• Task data
____________________

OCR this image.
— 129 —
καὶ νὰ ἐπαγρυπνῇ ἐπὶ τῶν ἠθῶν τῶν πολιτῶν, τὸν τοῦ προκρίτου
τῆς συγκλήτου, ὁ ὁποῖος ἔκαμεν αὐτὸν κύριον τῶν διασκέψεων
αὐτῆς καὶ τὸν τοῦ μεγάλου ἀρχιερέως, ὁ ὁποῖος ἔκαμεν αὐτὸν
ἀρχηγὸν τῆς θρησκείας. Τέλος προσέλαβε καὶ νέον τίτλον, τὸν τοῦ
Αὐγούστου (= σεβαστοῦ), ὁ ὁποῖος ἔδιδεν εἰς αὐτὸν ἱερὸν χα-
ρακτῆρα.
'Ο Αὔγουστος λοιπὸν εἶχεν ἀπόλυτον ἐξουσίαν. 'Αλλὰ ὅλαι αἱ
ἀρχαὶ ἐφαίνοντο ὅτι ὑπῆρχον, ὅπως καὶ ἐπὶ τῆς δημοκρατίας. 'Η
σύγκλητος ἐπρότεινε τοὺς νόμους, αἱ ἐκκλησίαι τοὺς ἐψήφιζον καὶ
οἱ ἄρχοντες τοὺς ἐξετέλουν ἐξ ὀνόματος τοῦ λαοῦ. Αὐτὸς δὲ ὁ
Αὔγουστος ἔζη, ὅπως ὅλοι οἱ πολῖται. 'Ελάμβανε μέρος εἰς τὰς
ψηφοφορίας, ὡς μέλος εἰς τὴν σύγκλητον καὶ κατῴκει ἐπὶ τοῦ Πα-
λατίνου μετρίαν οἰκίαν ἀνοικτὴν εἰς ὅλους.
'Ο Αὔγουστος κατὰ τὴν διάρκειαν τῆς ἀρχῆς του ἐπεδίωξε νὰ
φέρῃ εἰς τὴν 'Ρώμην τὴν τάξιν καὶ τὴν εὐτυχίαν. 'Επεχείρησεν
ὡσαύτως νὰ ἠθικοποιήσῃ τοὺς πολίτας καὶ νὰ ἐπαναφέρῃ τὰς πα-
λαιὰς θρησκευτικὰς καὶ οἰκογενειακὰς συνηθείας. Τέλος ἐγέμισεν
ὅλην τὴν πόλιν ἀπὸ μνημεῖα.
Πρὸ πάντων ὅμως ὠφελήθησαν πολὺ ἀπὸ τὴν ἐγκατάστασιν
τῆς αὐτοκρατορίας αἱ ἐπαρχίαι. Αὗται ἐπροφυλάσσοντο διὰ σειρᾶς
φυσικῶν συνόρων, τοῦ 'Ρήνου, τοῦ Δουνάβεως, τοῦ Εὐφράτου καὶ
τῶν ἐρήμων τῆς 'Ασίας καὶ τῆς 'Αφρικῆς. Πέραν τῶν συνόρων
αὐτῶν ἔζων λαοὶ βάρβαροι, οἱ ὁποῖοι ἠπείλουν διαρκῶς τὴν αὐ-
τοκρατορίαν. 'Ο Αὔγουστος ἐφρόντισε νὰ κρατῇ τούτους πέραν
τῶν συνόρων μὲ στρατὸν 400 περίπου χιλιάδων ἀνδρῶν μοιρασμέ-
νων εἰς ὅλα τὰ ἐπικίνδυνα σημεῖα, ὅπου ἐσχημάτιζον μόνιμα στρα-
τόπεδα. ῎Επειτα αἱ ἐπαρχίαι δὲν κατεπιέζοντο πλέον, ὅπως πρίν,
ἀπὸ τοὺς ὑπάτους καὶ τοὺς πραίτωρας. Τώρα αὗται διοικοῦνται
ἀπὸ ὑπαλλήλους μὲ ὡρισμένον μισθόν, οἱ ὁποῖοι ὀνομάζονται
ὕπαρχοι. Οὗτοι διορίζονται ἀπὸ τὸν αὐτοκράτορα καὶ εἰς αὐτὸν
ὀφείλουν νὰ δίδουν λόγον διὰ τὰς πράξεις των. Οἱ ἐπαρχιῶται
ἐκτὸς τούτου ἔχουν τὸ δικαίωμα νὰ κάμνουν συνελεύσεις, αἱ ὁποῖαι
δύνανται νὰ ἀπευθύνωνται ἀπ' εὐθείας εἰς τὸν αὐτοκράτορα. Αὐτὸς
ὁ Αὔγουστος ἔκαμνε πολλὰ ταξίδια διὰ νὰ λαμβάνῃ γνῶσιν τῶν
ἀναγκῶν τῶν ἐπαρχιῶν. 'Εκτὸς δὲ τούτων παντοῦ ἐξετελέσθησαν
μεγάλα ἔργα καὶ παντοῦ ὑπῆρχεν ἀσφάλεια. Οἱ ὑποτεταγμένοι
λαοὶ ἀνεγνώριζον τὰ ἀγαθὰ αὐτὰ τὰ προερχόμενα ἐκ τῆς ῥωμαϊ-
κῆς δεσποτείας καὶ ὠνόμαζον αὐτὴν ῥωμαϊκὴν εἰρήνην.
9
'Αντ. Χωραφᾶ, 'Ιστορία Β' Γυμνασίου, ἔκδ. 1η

____________________

• Given task
Of the lines in the material, how many hold the word "ἔκαμεν"? Reply with the number only.

• Problem solution
2